Find how many lines hold the word "bottom" and give that number only.

↓

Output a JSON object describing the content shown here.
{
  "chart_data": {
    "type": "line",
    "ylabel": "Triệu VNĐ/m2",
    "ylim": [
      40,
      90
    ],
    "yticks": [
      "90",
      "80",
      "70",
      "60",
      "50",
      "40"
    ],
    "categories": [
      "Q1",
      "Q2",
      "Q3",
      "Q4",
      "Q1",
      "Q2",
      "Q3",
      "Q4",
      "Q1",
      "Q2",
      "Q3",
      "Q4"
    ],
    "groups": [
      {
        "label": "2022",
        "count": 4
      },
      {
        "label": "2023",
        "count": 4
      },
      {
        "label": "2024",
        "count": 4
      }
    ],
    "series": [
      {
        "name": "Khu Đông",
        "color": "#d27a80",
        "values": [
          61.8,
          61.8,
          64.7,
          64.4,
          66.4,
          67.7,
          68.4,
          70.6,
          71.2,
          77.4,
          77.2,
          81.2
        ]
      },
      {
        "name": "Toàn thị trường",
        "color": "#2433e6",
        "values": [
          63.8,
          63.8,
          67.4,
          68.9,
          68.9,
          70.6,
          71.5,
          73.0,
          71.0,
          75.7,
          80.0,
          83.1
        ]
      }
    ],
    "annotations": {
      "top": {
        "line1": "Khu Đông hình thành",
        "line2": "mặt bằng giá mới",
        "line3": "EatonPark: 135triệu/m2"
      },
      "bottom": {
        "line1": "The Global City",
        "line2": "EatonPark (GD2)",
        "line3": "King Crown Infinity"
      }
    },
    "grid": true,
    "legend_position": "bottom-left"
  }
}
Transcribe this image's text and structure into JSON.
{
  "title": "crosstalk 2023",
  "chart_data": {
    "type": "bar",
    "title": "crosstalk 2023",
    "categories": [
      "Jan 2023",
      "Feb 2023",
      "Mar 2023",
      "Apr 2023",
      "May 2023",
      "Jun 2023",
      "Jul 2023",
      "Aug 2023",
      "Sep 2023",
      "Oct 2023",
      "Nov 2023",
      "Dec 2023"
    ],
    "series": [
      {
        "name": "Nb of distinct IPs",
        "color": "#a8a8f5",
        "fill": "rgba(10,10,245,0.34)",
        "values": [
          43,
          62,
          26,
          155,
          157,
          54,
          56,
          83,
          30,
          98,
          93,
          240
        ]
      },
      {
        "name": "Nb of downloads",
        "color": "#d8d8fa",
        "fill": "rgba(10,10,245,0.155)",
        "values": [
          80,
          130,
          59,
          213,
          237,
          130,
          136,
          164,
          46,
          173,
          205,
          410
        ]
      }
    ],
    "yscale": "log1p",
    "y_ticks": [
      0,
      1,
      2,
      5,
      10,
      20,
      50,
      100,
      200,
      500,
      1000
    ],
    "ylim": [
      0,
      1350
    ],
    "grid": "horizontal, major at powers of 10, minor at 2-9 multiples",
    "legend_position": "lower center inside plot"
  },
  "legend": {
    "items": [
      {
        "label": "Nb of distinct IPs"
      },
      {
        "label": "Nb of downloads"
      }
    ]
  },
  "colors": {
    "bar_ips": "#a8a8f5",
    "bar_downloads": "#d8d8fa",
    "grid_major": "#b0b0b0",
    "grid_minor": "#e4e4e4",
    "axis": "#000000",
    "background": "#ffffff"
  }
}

↑

§ **Problem solution**
2